What to work on:
List every row of the records below that contains the string "line", copying each row in full.

::::::

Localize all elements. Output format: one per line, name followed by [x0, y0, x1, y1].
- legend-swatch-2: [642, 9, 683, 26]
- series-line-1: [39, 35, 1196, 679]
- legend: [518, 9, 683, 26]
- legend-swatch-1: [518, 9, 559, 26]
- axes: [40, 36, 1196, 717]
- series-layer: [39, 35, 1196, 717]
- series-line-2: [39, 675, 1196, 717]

::::::

Written reply:
Localize all elements. Output format: one per line, name followed by [x0, y0, x1, y1].
- series-line-1: [39, 35, 1196, 679]
- series-line-2: [39, 675, 1196, 717]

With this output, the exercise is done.